[Begin]

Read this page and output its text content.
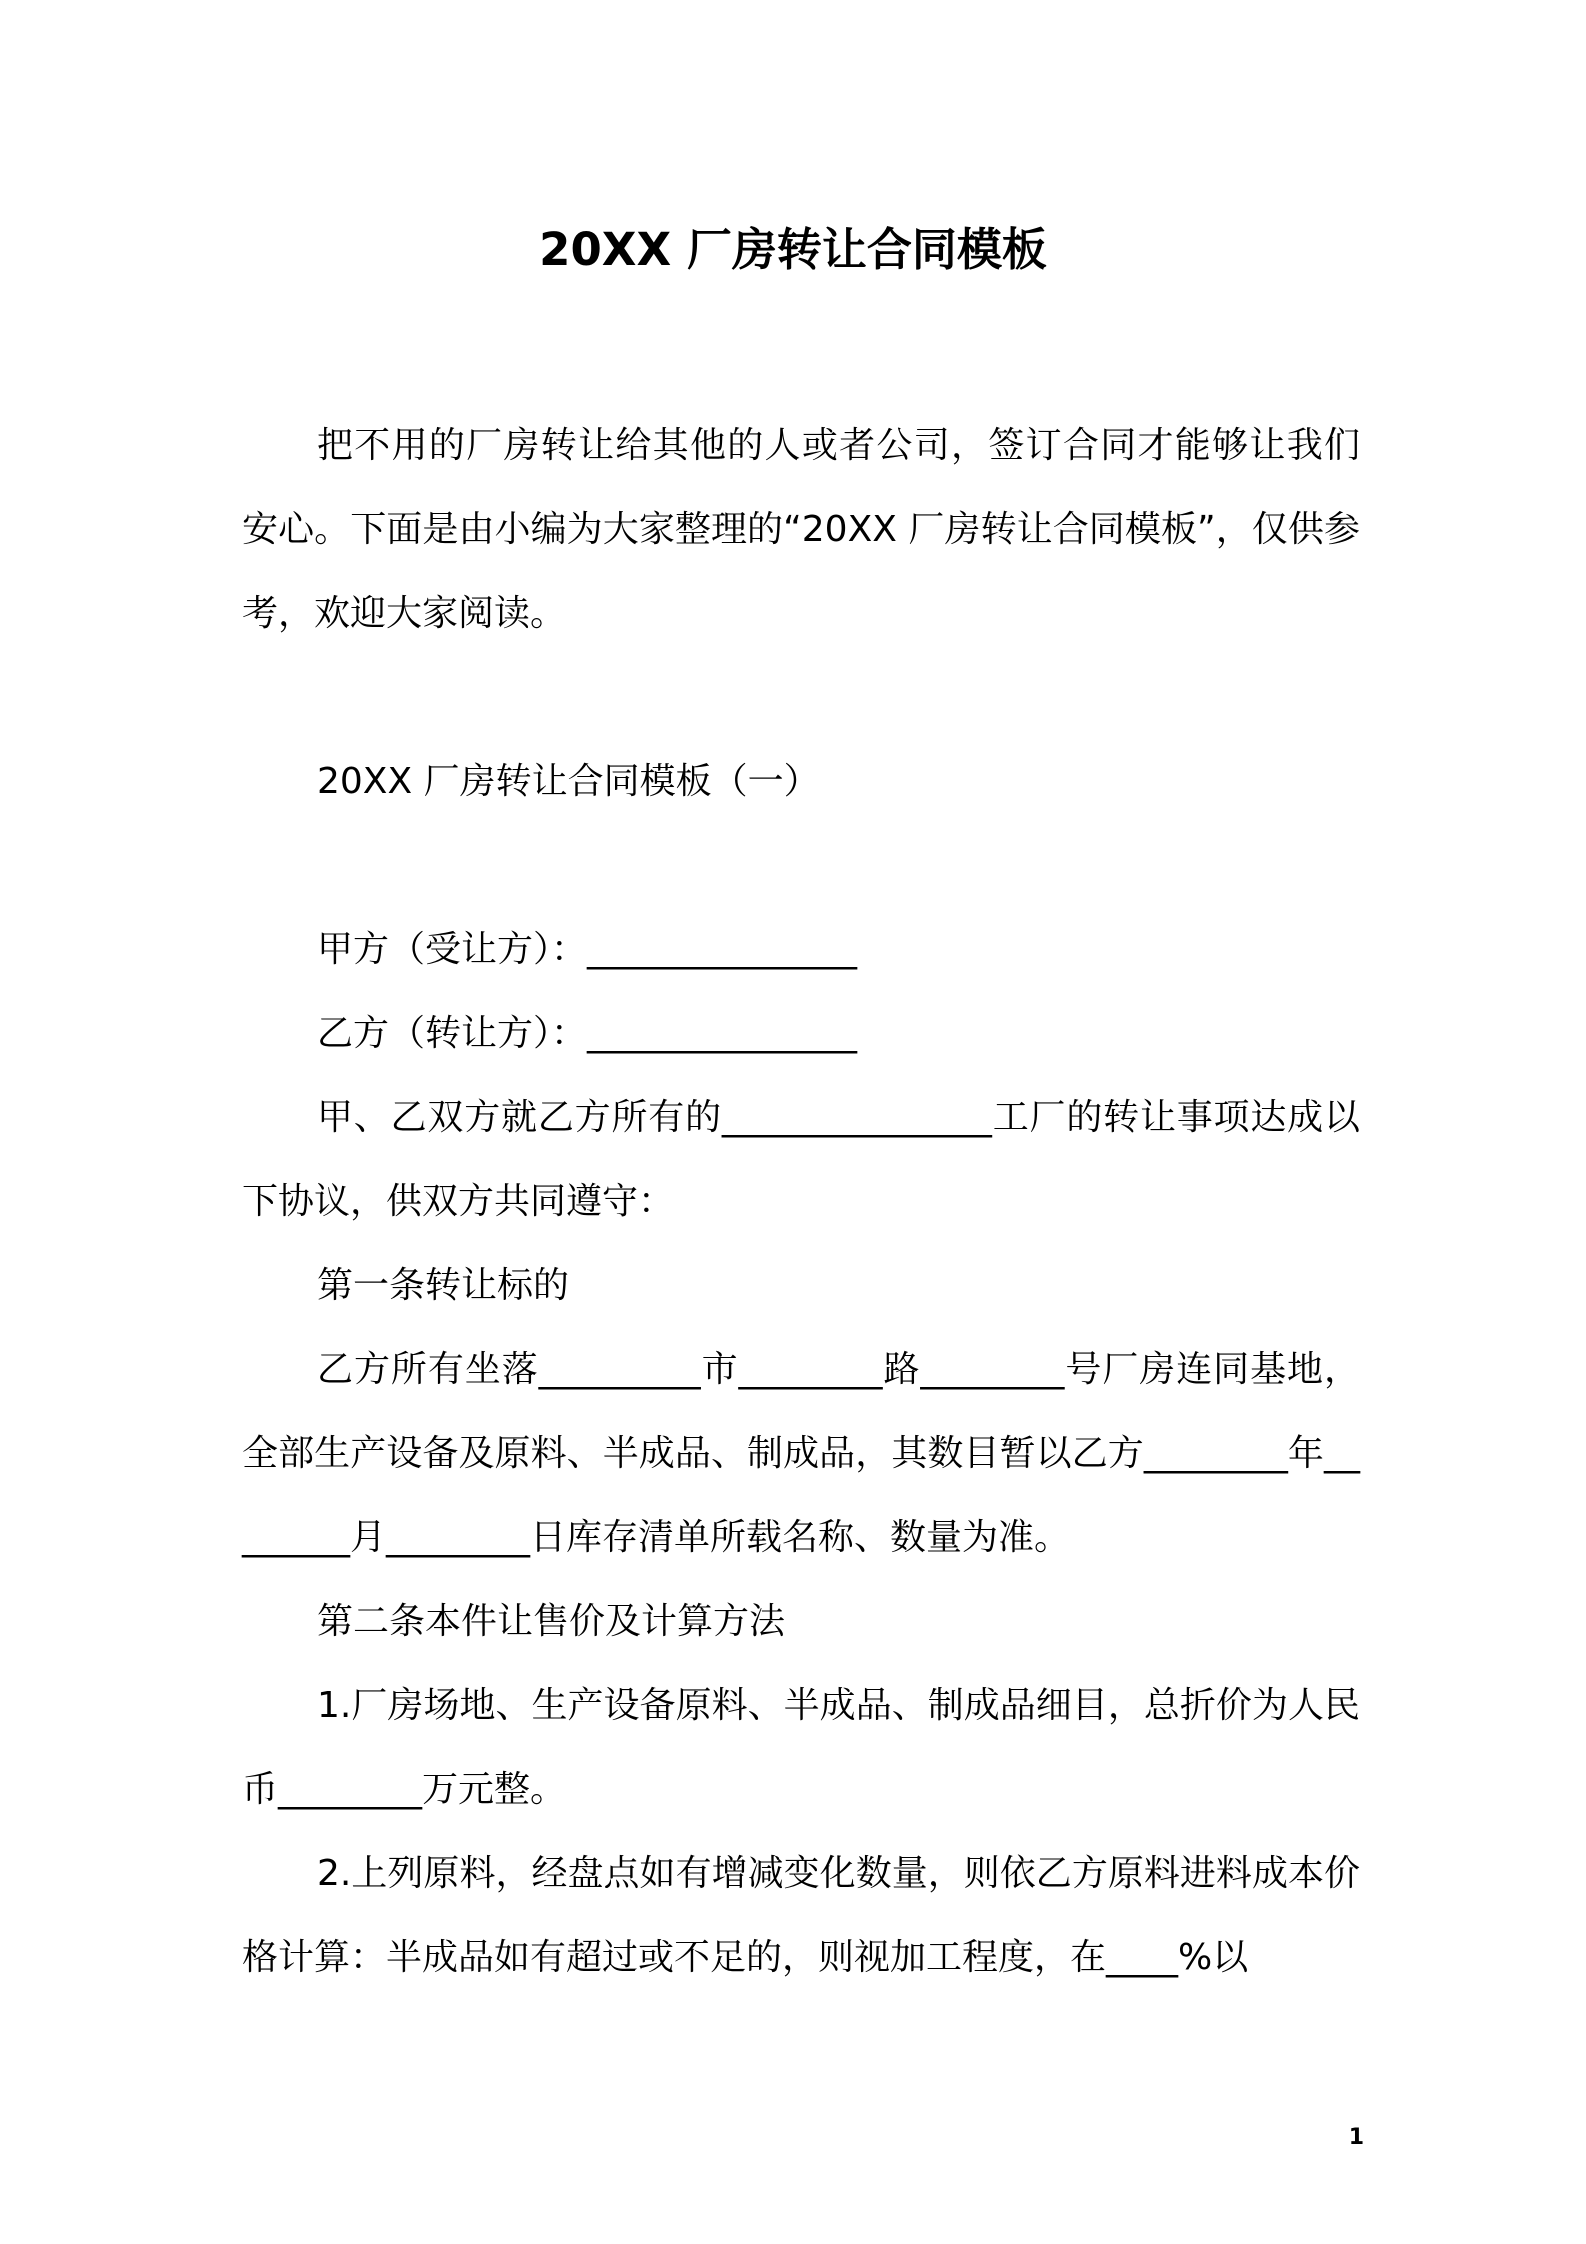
20XX 厂房转让合同模板

把不用的厂房转让给其他的人或者公司，签订合同才能够让我们安心。下面是由小编为大家整理的“20XX 厂房转让合同模板”，仅供参考，欢迎大家阅读。

20XX 厂房转让合同模板（一）

甲方（受让方）：_______________

乙方（转让方）：_______________

甲、乙双方就乙方所有的_______________工厂的转让事项达成以下协议，供双方共同遵守：

第一条转让标的

乙方所有坐落_________市________路________号厂房连同基地，全部生产设备及原料、半成品、制成品，其数目暂以乙方________年________月________日库存清单所载名称、数量为准。

第二条本件让售价及计算方法

1.厂房场地、生产设备原料、半成品、制成品细目，总折价为人民币________万元整。

2.上列原料，经盘点如有增减变化数量，则依乙方原料进料成本价格计算：半成品如有超过或不足的，则视加工程度，在____%以

1
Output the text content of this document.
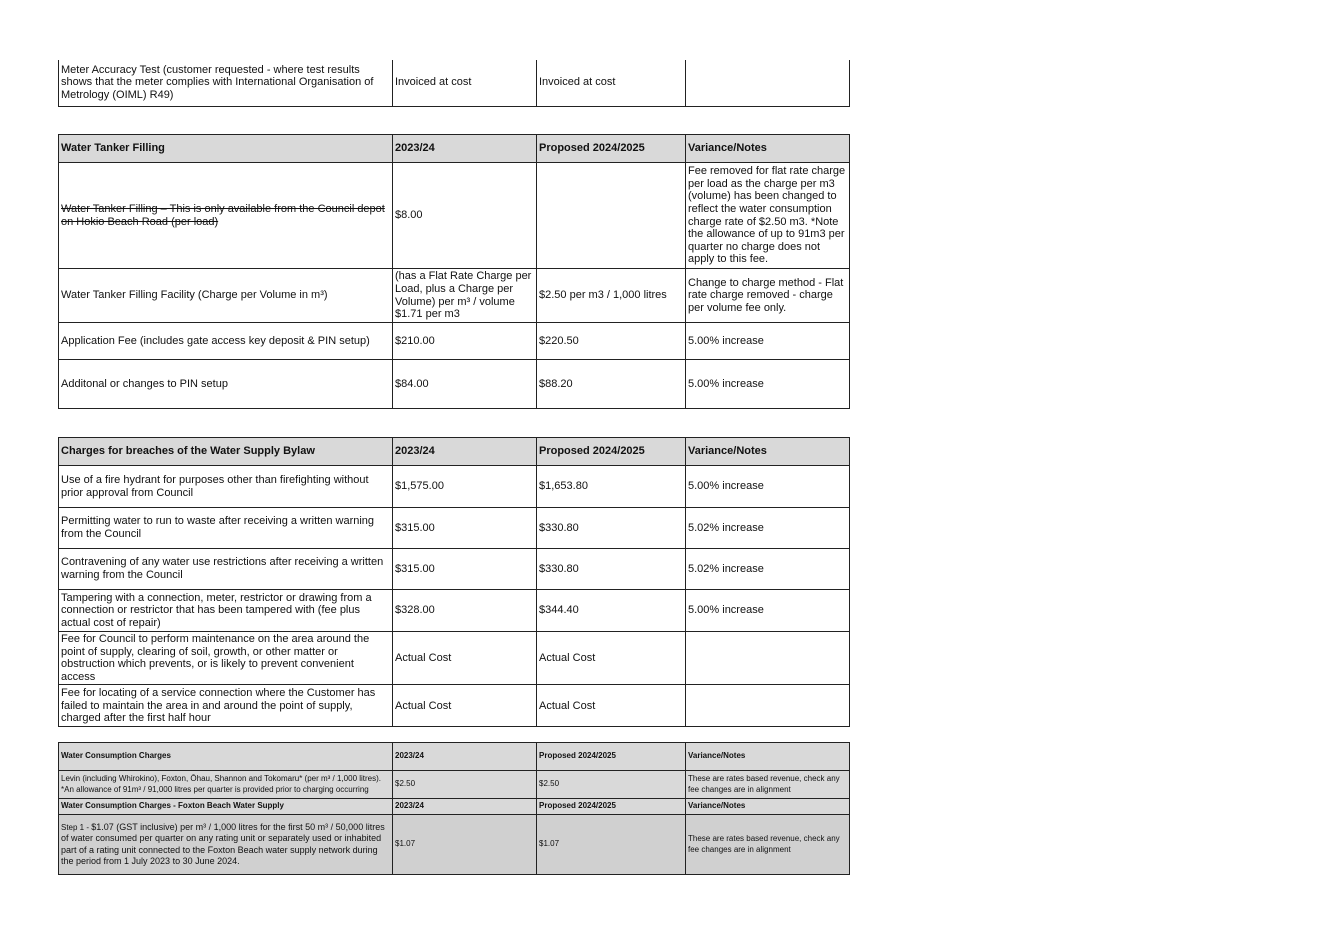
Meter Accuracy Test (customer requested - where test results shows that the meter complies with International Organisation of Metrology (OIML) R49)	Invoiced at cost	Invoiced at cost	
Water Tanker Filling	2023/24	Proposed 2024/2025	Variance/Notes
Water Tanker Filling – This is only available from the Council depot on Hokio Beach Road (per load)	$8.00		Fee removed for flat rate charge per load as the charge per m3 (volume) has been changed to reflect the water consumption charge rate of $2.50 m3. *Note the allowance of up to 91m3 per quarter no charge does not apply to this fee.
Water Tanker Filling Facility (Charge per Volume in m³)	(has a Flat Rate Charge per Load, plus a Charge per Volume) per m³ / volume $1.71 per m3	$2.50 per m3 / 1,000 litres	Change to charge method - Flat rate charge removed - charge per volume fee only.
Application Fee (includes gate access key deposit & PIN setup)	$210.00	$220.50	5.00% increase
Additonal or changes to PIN setup	$84.00	$88.20	5.00% increase
Charges for breaches of the Water Supply Bylaw	2023/24	Proposed 2024/2025	Variance/Notes
Use of a fire hydrant for purposes other than firefighting without prior approval from Council	$1,575.00	$1,653.80	5.00% increase
Permitting water to run to waste after receiving a written warning from the Council	$315.00	$330.80	5.02% increase
Contravening of any water use restrictions after receiving a written warning from the Council	$315.00	$330.80	5.02% increase
Tampering with a connection, meter, restrictor or drawing from a connection or restrictor that has been tampered with (fee plus actual cost of repair)	$328.00	$344.40	5.00% increase
Fee for Council to perform maintenance on the area around the point of supply, clearing of soil, growth, or other matter or obstruction which prevents, or is likely to prevent convenient access	Actual Cost	Actual Cost	
Fee for locating of a service connection where the Customer has failed to maintain the area in and around the point of supply, charged after the first half hour	Actual Cost	Actual Cost	
Water Consumption Charges	2023/24	Proposed 2024/2025	Variance/Notes
Levin (including Whirokino), Foxton, Ōhau, Shannon and Tokomaru* (per m³ / 1,000 litres). *An allowance of 91m³ / 91,000 litres per quarter is provided prior to charging occurring	$2.50	$2.50	These are rates based revenue, check any fee changes are in alignment
Water Consumption Charges - Foxton Beach Water Supply	2023/24	Proposed 2024/2025	Variance/Notes
Step 1 - $1.07 (GST inclusive) per m³ / 1,000 litres for the first 50 m³ / 50,000 litres of water consumed per quarter on any rating unit or separately used or inhabited part of a rating unit connected to the Foxton Beach water supply network during the period from 1 July 2023 to 30 June 2024.	$1.07	$1.07	These are rates based revenue, check any fee changes are in alignment
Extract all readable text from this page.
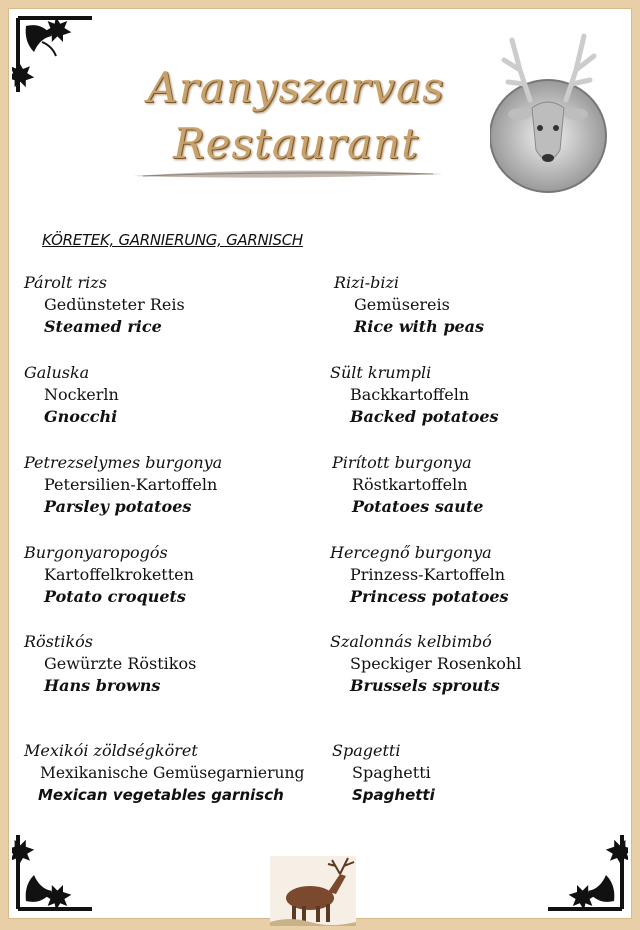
Aranyszarvas
Restaurant
KÖRETEK, GARNIERUNG, GARNISCH
Párolt rizs
Gedünsteter Reis
Steamed rice
Rizi-bizi
Gemüsereis
Rice with peas
Galuska
Nockerln
Gnocchi
Sült krumpli
Backkartoffeln
Backed potatoes
Petrezselymes burgonya
Petersilien-Kartoffeln
Parsley potatoes
Pirított burgonya
Röstkartoffeln
Potatoes saute
Burgonyaropogós
Kartoffelkroketten
Potato croquets
Hercegnő burgonya
Prinzess-Kartoffeln
Princess potatoes
Röstikós
Gewürzte Röstikos
Hans browns
Szalonnás kelbimbó
Speckiger Rosenkohl
Brussels sprouts
Mexikói zöldségköret
Mexikanische Gemüsegarnierung
Mexican vegetables garnisch
Spagetti
Spaghetti
Spaghetti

[End]

■ Short task ■
Go through the listing above and write it all out exactly, leaving out any picture.

■ Output ■
Read this page and output its text content.
20XX 厂房转让合同模板

把不用的厂房转让给其他的人或者公司，签订合同才能够让我们安心。下面是由小编为大家整理的“20XX 厂房转让合同模板”，仅供参考，欢迎大家阅读。

20XX 厂房转让合同模板（一）

甲方（受让方）：_______________

乙方（转让方）：_______________

甲、乙双方就乙方所有的_______________工厂的转让事项达成以下协议，供双方共同遵守：

第一条转让标的

乙方所有坐落_________市________路________号厂房连同基地，全部生产设备及原料、半成品、制成品，其数目暂以乙方________年________月________日库存清单所载名称、数量为准。

第二条本件让售价及计算方法

1.厂房场地、生产设备原料、半成品、制成品细目，总折价为人民币________万元整。

2.上列原料，经盘点如有增减变化数量，则依乙方原料进料成本价格计算：半成品如有超过或不足的，则视加工程度，在____%以

1
Output the text content of this document.
Meter Accuracy Test (customer requested - where test results shows that the meter complies with International Organisation of Metrology (OIML) R49)	Invoiced at cost	Invoiced at cost	
Water Tanker Filling	2023/24	Proposed 2024/2025	Variance/Notes
Water Tanker Filling – This is only available from the Council depot on Hokio Beach Road (per load)	$8.00		Fee removed for flat rate charge per load as the charge per m3 (volume) has been changed to reflect the water consumption charge rate of $2.50 m3. *Note the allowance of up to 91m3 per quarter no charge does not apply to this fee.
Water Tanker Filling Facility (Charge per Volume in m³)	(has a Flat Rate Charge per Load, plus a Charge per Volume) per m³ / volume $1.71 per m3	$2.50 per m3 / 1,000 litres	Change to charge method - Flat rate charge removed - charge per volume fee only.
Application Fee (includes gate access key deposit & PIN setup)	$210.00	$220.50	5.00% increase
Additonal or changes to PIN setup	$84.00	$88.20	5.00% increase
Charges for breaches of the Water Supply Bylaw	2023/24	Proposed 2024/2025	Variance/Notes
Use of a fire hydrant for purposes other than firefighting without prior approval from Council	$1,575.00	$1,653.80	5.00% increase
Permitting water to run to waste after receiving a written warning from the Council	$315.00	$330.80	5.02% increase
Contravening of any water use restrictions after receiving a written warning from the Council	$315.00	$330.80	5.02% increase
Tampering with a connection, meter, restrictor or drawing from a connection or restrictor that has been tampered with (fee plus actual cost of repair)	$328.00	$344.40	5.00% increase
Fee for Council to perform maintenance on the area around the point of supply, clearing of soil, growth, or other matter or obstruction which prevents, or is likely to prevent convenient access	Actual Cost	Actual Cost	
Fee for locating of a service connection where the Customer has failed to maintain the area in and around the point of supply, charged after the first half hour	Actual Cost	Actual Cost	
Water Consumption Charges	2023/24	Proposed 2024/2025	Variance/Notes
Levin (including Whirokino), Foxton, Ōhau, Shannon and Tokomaru* (per m³ / 1,000 litres). *An allowance of 91m³ / 91,000 litres per quarter is provided prior to charging occurring	$2.50	$2.50	These are rates based revenue, check any fee changes are in alignment
Water Consumption Charges - Foxton Beach Water Supply	2023/24	Proposed 2024/2025	Variance/Notes
Step 1 - $1.07 (GST inclusive) per m³ / 1,000 litres for the first 50 m³ / 50,000 litres of water consumed per quarter on any rating unit or separately used or inhabited part of a rating unit connected to the Foxton Beach water supply network during the period from 1 July 2023 to 30 June 2024.	$1.07	$1.07	These are rates based revenue, check any fee changes are in alignment
Extract all readable text from this page.
Aranyszarvas
Restaurant
KÖRETEK, GARNIERUNG, GARNISCH
Párolt rizs
Gedünsteter Reis
Steamed rice
Rizi-bizi
Gemüsereis
Rice with peas
Galuska
Nockerln
Gnocchi
Sült krumpli
Backkartoffeln
Backed potatoes
Petrezselymes burgonya
Petersilien-Kartoffeln
Parsley potatoes
Pirított burgonya
Röstkartoffeln
Potatoes saute
Burgonyaropogós
Kartoffelkroketten
Potato croquets
Hercegnő burgonya
Prinzess-Kartoffeln
Princess potatoes
Röstikós
Gewürzte Röstikos
Hans browns
Szalonnás kelbimbó
Speckiger Rosenkohl
Brussels sprouts
Mexikói zöldségköret
Mexikanische Gemüsegarnierung
Mexican vegetables garnisch
Spagetti
Spaghetti
Spaghetti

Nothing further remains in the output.